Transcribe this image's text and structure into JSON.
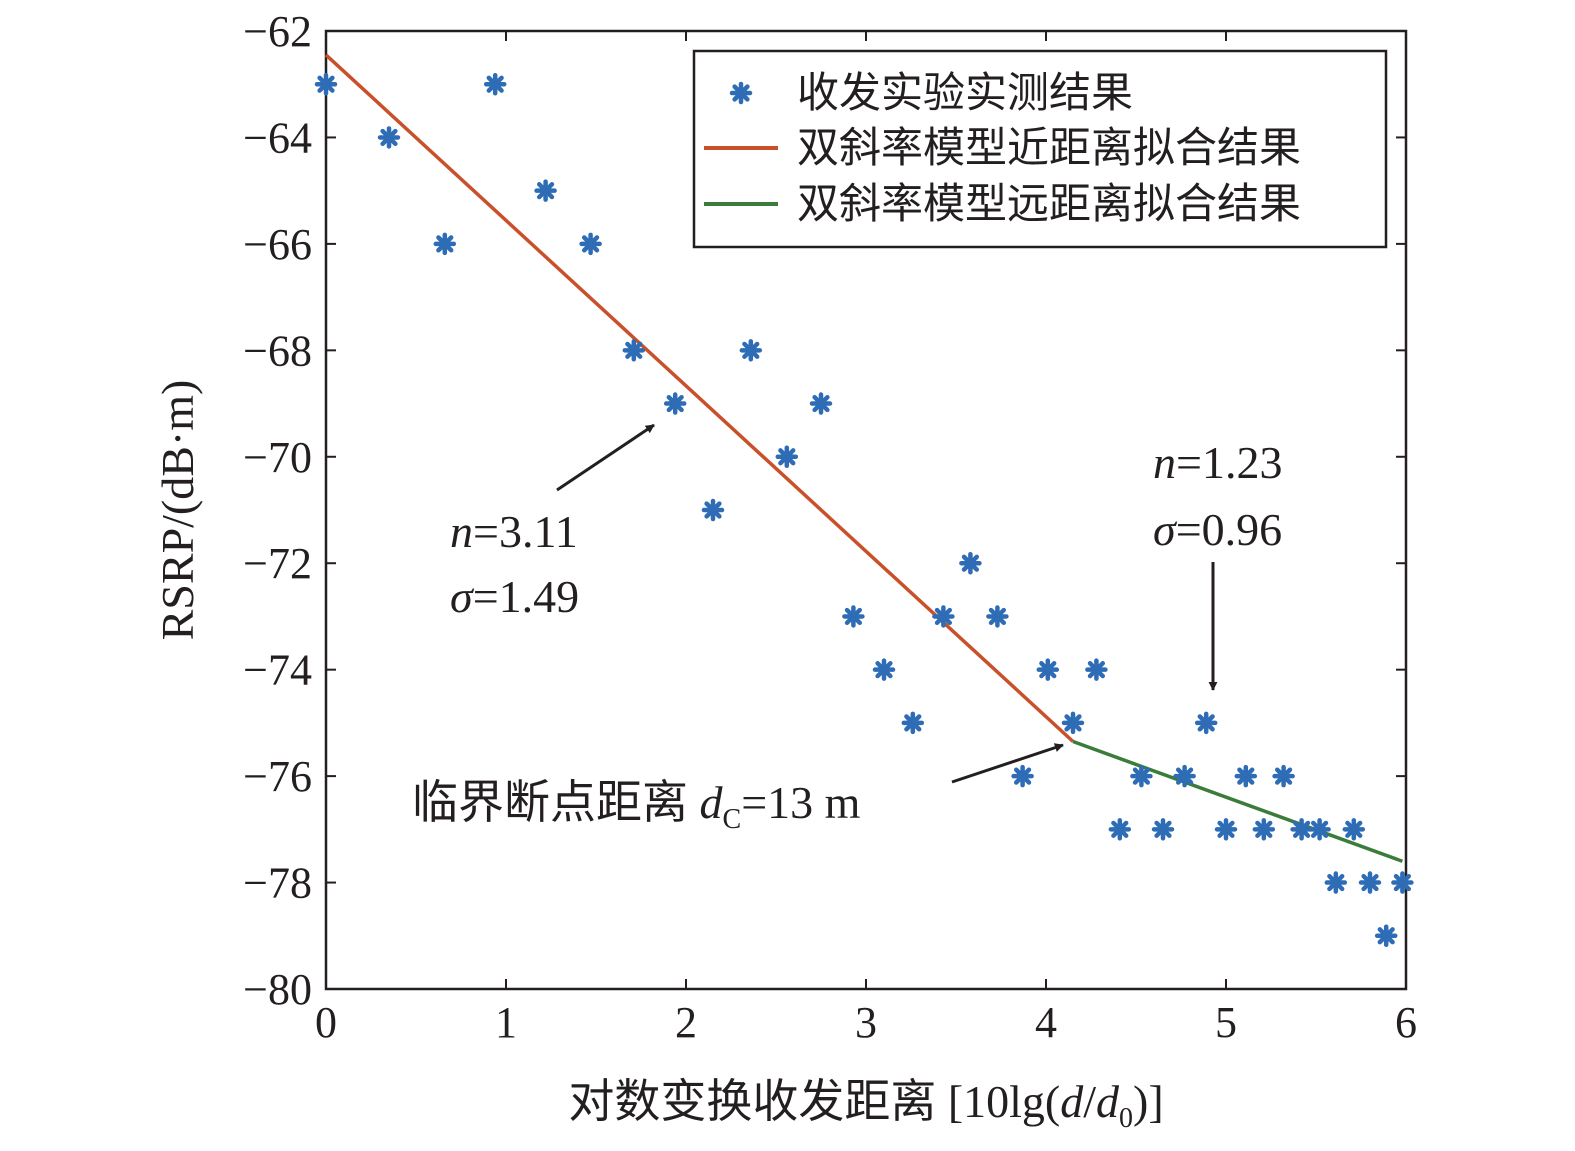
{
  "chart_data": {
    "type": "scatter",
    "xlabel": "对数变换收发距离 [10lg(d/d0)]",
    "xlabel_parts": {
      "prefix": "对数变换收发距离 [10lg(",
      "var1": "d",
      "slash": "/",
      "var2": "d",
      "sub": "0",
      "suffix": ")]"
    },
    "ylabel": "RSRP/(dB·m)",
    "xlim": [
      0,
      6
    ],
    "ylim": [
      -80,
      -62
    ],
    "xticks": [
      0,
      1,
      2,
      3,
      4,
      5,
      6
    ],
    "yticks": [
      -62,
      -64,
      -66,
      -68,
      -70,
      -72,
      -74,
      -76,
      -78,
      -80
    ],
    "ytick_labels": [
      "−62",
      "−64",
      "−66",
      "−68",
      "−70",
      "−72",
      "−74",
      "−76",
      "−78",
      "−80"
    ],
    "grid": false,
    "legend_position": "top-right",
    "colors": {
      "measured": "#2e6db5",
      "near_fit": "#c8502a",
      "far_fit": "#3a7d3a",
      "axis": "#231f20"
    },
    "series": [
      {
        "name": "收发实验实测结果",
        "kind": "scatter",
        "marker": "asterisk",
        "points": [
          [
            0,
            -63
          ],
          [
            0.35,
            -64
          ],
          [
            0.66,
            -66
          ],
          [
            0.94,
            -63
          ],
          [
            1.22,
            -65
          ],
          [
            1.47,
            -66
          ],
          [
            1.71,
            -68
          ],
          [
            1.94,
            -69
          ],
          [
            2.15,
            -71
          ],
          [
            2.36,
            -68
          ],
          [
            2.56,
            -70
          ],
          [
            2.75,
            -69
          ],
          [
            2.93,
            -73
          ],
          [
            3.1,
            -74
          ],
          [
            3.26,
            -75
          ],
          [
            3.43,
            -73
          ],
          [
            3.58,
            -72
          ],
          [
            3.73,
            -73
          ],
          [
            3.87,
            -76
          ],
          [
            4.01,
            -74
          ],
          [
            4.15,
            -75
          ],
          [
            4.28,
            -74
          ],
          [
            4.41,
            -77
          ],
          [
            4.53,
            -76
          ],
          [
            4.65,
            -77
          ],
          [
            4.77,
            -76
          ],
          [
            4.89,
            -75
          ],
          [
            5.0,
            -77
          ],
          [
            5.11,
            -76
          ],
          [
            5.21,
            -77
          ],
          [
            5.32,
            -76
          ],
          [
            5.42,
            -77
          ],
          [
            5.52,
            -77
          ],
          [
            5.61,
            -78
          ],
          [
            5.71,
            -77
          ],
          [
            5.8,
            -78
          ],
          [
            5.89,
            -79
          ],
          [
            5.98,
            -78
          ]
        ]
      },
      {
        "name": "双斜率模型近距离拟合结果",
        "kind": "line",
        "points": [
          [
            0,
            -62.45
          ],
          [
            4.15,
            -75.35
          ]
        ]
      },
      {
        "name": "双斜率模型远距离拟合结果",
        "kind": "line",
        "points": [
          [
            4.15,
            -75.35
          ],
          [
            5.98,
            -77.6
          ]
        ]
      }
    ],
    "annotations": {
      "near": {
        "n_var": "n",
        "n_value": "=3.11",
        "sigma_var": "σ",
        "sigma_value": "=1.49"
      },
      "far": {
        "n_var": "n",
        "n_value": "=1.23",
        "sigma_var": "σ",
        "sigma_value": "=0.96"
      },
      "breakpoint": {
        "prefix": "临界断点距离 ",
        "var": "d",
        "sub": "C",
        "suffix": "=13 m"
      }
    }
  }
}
==
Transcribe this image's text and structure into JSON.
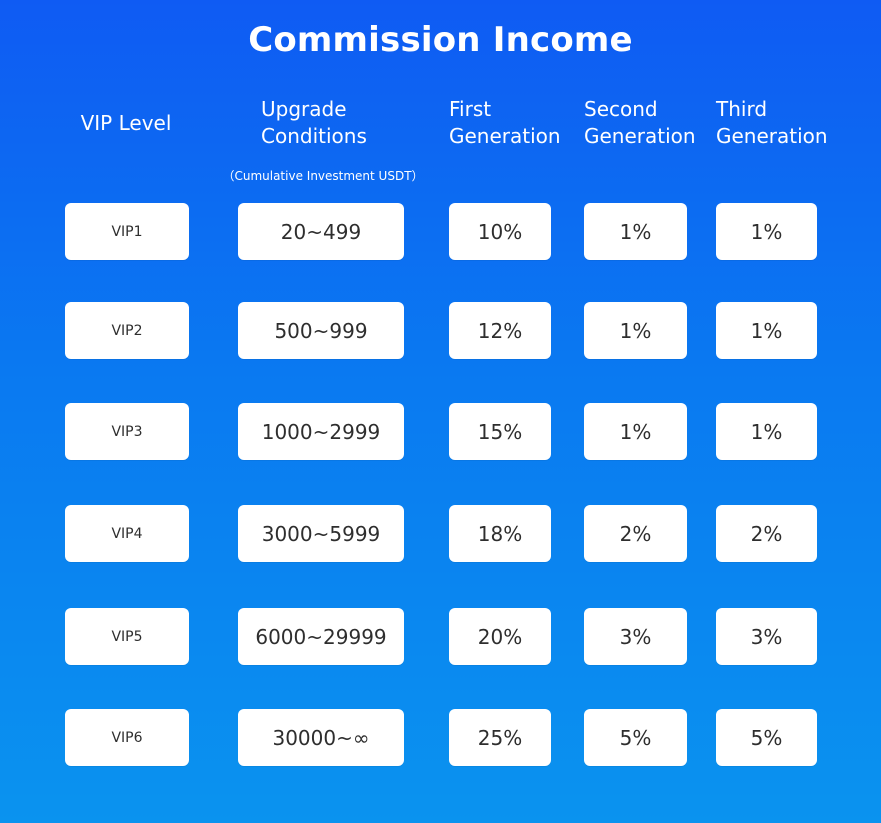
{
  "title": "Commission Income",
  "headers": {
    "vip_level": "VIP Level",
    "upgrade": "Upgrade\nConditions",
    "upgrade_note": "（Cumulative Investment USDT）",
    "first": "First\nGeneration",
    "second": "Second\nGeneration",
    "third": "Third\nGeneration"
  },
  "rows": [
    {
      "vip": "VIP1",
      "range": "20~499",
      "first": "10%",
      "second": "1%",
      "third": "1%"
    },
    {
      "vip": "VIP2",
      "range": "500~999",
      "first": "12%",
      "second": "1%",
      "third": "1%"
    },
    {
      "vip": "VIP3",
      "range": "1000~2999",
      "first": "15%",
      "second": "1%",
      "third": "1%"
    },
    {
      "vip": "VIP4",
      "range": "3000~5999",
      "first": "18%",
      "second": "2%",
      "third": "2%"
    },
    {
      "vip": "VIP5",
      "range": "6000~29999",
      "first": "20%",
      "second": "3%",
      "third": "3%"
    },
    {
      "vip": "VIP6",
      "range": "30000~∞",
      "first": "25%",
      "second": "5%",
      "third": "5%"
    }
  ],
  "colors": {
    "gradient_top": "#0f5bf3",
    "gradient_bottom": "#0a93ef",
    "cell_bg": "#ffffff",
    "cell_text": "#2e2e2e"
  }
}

## TASK REQUIREMENTS
Show the lines of the records that include the string "first".

## CORRECT ANSWER
    "first": "First\nGeneration",
      "first": "10%",
      "first": "12%",
      "first": "15%",
      "first": "18%",
      "first": "20%",
      "first": "25%",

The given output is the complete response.